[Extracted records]
-------

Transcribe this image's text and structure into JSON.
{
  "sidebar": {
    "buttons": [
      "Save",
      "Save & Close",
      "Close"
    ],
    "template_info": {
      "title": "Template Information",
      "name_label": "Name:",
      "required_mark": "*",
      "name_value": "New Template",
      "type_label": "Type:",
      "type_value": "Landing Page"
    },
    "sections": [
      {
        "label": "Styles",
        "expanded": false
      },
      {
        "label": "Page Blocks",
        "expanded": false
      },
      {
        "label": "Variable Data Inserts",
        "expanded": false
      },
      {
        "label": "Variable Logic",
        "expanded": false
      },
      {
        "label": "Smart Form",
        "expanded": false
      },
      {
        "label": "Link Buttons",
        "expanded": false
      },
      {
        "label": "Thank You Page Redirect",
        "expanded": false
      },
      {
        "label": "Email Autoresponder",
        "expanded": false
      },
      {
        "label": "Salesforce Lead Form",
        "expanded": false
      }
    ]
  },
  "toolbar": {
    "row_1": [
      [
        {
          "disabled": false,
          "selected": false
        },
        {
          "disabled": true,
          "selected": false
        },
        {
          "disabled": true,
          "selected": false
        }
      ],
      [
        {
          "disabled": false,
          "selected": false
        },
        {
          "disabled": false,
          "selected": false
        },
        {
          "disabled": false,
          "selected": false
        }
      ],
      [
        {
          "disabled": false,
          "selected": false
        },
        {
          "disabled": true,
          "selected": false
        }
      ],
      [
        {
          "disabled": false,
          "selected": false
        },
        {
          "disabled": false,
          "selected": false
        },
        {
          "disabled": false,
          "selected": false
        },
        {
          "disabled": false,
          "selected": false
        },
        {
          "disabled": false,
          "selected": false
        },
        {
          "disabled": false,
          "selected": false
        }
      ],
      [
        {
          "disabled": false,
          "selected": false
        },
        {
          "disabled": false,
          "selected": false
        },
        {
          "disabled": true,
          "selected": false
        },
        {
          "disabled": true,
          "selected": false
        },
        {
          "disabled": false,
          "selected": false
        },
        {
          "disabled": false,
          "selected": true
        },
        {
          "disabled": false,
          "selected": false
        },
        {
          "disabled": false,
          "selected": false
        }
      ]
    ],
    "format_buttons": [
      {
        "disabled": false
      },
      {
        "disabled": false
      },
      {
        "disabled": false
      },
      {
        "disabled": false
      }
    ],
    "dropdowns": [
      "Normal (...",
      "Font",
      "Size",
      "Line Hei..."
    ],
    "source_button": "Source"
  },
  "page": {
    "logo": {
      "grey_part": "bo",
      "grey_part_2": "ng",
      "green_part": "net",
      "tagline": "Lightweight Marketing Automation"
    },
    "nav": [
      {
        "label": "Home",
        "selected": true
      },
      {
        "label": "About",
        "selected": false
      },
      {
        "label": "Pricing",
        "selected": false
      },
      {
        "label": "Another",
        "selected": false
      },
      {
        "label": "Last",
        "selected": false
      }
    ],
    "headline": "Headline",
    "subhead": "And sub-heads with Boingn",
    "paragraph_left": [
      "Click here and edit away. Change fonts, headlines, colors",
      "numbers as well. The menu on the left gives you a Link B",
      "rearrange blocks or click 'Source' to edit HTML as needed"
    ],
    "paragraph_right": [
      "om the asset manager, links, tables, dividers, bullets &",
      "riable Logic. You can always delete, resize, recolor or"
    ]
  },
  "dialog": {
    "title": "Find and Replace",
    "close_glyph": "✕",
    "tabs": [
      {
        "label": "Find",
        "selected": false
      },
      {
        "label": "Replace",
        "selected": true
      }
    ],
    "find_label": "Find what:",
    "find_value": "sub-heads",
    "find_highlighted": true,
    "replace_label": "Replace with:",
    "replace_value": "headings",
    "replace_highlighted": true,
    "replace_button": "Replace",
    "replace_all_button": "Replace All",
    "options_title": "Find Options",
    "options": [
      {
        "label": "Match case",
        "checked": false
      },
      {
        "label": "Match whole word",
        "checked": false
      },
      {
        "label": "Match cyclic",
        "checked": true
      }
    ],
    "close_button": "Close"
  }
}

-------

* CHALLENGE:
Copy each line of the records above that carries the word "with".

* TASK RESPONSE:
    "subhead": "And sub-heads with Boingn",
    "replace_label": "Replace with:",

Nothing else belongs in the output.